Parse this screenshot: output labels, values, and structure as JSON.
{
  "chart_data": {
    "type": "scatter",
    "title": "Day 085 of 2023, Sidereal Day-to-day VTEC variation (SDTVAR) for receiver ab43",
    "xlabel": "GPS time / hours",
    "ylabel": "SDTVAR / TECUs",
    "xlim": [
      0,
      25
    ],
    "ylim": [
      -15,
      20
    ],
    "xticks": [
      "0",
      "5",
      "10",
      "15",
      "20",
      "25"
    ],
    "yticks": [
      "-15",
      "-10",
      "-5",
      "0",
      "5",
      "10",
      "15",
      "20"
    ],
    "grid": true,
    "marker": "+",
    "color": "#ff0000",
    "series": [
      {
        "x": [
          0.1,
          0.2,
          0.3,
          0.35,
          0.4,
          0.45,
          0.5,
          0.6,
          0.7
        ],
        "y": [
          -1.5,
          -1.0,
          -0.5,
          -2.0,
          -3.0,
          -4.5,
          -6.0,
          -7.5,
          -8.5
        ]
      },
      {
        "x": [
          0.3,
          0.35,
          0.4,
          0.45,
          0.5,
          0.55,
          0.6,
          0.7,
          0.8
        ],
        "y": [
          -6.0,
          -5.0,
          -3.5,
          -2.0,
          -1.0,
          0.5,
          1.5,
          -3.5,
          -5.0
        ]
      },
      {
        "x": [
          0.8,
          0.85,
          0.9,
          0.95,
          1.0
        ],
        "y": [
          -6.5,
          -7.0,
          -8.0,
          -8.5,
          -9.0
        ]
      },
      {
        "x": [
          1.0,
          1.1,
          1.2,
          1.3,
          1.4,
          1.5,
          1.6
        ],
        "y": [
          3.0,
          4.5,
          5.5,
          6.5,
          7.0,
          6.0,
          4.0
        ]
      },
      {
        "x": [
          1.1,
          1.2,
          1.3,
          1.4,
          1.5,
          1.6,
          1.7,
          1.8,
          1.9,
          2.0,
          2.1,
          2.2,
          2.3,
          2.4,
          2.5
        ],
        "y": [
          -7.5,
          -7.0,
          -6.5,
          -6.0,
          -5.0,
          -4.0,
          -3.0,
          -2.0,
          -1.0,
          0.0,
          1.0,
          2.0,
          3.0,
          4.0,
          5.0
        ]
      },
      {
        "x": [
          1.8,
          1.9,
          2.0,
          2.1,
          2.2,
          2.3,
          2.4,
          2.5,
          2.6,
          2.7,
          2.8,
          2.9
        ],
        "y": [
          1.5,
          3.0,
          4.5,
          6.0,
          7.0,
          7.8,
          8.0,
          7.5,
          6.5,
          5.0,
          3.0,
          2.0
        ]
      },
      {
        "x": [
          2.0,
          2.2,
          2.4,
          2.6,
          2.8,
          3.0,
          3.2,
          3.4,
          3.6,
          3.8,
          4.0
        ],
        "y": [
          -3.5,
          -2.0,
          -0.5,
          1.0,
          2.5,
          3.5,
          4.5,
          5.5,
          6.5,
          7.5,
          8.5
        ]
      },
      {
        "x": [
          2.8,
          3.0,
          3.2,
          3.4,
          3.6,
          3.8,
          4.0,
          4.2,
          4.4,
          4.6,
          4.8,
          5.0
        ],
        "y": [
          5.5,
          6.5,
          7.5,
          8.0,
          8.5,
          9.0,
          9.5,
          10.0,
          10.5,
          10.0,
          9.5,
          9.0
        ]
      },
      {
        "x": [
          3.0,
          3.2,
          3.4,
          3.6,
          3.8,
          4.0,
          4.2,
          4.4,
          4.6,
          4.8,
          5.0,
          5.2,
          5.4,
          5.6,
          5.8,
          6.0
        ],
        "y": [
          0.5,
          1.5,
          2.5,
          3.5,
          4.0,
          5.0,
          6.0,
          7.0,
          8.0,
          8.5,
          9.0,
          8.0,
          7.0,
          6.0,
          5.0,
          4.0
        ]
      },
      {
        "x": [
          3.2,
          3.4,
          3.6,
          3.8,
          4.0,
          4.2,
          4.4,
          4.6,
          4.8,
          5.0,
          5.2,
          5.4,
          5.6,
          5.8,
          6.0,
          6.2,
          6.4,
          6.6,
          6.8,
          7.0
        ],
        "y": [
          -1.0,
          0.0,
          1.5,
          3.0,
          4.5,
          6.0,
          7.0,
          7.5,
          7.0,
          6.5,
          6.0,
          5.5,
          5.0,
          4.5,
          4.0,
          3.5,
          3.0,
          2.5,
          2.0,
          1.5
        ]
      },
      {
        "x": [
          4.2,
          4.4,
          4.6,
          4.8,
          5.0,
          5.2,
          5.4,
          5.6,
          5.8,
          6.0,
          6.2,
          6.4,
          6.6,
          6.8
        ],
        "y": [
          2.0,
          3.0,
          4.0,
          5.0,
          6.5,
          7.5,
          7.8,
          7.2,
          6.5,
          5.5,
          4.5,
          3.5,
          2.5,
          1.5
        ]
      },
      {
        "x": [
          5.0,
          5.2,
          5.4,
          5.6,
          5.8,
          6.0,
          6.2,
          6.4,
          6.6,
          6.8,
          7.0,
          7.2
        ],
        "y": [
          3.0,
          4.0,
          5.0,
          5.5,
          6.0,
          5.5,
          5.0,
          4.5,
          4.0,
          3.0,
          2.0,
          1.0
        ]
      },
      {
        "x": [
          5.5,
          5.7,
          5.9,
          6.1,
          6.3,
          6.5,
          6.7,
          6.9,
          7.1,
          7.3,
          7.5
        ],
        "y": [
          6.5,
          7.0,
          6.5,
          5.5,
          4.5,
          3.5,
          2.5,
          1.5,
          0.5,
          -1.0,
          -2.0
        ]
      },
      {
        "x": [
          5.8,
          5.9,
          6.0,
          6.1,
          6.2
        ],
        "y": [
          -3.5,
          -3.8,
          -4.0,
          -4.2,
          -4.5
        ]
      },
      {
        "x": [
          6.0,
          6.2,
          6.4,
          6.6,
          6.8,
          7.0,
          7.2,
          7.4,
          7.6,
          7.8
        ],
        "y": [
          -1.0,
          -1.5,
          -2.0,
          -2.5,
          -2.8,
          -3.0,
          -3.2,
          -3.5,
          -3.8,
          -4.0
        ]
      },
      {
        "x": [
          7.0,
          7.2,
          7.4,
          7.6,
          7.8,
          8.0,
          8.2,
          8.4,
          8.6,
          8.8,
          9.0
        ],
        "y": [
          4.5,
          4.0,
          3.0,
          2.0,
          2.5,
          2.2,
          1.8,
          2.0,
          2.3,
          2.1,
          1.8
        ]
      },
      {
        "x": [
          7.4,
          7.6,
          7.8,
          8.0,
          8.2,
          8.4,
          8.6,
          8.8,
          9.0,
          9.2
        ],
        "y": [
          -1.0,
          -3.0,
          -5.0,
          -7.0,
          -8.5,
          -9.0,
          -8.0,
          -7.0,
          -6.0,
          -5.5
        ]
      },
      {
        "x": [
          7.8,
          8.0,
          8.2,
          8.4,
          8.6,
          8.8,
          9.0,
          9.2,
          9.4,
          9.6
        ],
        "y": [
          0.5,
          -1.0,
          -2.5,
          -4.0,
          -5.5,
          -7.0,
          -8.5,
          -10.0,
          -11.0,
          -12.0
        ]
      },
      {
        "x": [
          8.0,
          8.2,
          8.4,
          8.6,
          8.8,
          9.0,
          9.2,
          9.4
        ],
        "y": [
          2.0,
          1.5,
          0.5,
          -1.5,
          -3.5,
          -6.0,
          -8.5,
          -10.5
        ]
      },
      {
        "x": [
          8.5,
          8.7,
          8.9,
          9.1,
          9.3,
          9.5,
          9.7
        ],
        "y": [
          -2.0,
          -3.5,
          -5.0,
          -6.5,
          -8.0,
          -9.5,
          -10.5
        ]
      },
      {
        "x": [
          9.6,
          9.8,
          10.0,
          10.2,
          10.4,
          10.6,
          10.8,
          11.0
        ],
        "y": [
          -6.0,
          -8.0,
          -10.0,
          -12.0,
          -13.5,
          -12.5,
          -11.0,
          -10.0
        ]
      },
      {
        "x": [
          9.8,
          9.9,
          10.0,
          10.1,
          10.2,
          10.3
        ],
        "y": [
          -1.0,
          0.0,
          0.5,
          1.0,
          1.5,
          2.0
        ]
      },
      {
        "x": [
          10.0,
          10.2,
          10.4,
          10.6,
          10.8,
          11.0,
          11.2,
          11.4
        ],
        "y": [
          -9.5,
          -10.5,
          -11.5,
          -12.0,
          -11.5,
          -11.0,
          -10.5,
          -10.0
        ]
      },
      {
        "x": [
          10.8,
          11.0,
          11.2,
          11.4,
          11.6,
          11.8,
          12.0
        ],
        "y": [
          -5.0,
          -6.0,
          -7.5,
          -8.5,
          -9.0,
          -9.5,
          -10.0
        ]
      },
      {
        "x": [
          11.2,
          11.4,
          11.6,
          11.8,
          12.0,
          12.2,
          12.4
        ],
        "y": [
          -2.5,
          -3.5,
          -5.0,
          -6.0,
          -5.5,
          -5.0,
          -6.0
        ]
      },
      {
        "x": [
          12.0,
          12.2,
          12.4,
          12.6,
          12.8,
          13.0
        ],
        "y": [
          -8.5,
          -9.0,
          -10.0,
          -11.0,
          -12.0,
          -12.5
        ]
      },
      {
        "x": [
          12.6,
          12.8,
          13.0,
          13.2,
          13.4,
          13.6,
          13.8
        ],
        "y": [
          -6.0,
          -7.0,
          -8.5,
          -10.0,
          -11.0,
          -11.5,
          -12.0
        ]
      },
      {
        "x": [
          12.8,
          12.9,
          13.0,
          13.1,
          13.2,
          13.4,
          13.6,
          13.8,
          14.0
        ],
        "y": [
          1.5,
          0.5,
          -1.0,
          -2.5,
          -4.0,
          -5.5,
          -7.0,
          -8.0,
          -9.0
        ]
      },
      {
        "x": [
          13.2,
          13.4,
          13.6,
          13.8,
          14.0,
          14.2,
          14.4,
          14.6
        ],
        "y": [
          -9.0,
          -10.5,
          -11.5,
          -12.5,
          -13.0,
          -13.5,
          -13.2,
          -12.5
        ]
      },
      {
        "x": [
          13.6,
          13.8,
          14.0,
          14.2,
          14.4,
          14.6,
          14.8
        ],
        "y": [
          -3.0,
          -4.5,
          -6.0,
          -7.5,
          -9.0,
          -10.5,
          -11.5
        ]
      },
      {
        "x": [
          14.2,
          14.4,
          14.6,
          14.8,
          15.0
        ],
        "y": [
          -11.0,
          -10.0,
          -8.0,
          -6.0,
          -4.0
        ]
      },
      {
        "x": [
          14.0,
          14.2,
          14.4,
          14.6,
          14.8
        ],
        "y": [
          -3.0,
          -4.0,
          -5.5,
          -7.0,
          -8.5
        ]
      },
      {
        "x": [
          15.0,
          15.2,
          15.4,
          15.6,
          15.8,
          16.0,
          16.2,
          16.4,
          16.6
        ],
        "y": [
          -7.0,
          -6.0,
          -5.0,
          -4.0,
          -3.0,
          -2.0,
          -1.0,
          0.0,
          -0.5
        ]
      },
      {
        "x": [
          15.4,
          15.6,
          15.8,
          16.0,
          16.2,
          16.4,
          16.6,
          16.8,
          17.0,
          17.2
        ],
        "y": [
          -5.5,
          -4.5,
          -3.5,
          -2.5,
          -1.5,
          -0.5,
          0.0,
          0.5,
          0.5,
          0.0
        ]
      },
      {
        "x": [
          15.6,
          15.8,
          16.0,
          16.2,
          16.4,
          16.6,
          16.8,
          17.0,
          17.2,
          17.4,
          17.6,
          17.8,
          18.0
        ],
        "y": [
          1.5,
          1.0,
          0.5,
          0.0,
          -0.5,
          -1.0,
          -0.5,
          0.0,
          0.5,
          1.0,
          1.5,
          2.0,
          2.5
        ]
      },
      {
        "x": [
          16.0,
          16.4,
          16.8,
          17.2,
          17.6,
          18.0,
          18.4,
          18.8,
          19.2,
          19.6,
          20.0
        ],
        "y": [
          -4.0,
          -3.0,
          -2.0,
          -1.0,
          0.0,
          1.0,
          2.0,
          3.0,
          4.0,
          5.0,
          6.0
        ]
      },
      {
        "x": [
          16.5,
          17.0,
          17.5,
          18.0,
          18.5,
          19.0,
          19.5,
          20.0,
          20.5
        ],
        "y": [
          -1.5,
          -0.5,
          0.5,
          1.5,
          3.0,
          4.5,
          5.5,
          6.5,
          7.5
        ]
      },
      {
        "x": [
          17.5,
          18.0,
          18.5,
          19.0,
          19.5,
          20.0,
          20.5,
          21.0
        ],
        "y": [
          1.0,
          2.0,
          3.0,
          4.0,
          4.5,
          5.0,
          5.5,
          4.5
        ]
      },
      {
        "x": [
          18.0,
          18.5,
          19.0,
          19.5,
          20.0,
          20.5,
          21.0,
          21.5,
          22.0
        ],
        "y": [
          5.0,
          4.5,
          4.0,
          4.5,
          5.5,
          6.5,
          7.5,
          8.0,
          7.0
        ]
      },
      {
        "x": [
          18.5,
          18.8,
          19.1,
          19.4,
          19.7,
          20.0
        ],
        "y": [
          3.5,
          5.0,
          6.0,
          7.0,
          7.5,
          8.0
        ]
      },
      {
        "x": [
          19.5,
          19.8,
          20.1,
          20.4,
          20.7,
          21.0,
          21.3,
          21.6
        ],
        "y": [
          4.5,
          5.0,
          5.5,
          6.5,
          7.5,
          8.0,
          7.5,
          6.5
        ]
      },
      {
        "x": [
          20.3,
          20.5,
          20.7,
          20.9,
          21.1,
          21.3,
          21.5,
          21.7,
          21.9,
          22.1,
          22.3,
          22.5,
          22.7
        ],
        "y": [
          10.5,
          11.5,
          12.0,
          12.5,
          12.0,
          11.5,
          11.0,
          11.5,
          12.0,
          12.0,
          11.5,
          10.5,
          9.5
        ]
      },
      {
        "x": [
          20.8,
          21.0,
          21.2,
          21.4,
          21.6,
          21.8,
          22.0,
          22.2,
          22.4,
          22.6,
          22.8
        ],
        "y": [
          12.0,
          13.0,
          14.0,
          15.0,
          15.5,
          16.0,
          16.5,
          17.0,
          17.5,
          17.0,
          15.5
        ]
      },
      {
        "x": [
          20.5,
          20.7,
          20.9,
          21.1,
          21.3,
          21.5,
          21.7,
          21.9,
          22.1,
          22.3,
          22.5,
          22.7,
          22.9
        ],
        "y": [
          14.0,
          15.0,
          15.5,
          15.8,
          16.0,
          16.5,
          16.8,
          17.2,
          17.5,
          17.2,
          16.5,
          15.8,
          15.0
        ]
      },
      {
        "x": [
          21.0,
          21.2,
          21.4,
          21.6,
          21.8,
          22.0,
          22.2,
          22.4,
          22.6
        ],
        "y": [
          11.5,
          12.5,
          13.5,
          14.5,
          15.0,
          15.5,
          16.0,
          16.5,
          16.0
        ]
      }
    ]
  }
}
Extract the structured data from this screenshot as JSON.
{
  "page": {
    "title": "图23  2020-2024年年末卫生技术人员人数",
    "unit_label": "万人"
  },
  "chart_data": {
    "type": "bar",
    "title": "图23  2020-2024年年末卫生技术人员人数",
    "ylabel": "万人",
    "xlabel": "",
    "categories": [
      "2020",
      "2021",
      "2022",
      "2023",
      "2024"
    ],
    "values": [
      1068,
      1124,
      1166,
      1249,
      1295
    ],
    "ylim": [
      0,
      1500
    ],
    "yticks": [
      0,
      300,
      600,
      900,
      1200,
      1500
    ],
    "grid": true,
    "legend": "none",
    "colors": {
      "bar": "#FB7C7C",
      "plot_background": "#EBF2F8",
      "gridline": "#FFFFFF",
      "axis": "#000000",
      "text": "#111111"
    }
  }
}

__What the task asks__: Return exactly the lines from the one containing "Extract the structured" to the last line of the data, and nothing more.

__Exercise result__:
Extract the structured data from this screenshot as JSON.
{
  "page": {
    "title": "图23  2020-2024年年末卫生技术人员人数",
    "unit_label": "万人"
  },
  "chart_data": {
    "type": "bar",
    "title": "图23  2020-2024年年末卫生技术人员人数",
    "ylabel": "万人",
    "xlabel": "",
    "categories": [
      "2020",
      "2021",
      "2022",
      "2023",
      "2024"
    ],
    "values": [
      1068,
      1124,
      1166,
      1249,
      1295
    ],
    "ylim": [
      0,
      1500
    ],
    "yticks": [
      0,
      300,
      600,
      900,
      1200,
      1500
    ],
    "grid": true,
    "legend": "none",
    "colors": {
      "bar": "#FB7C7C",
      "plot_background": "#EBF2F8",
      "gridline": "#FFFFFF",
      "axis": "#000000",
      "text": "#111111"
    }
  }
}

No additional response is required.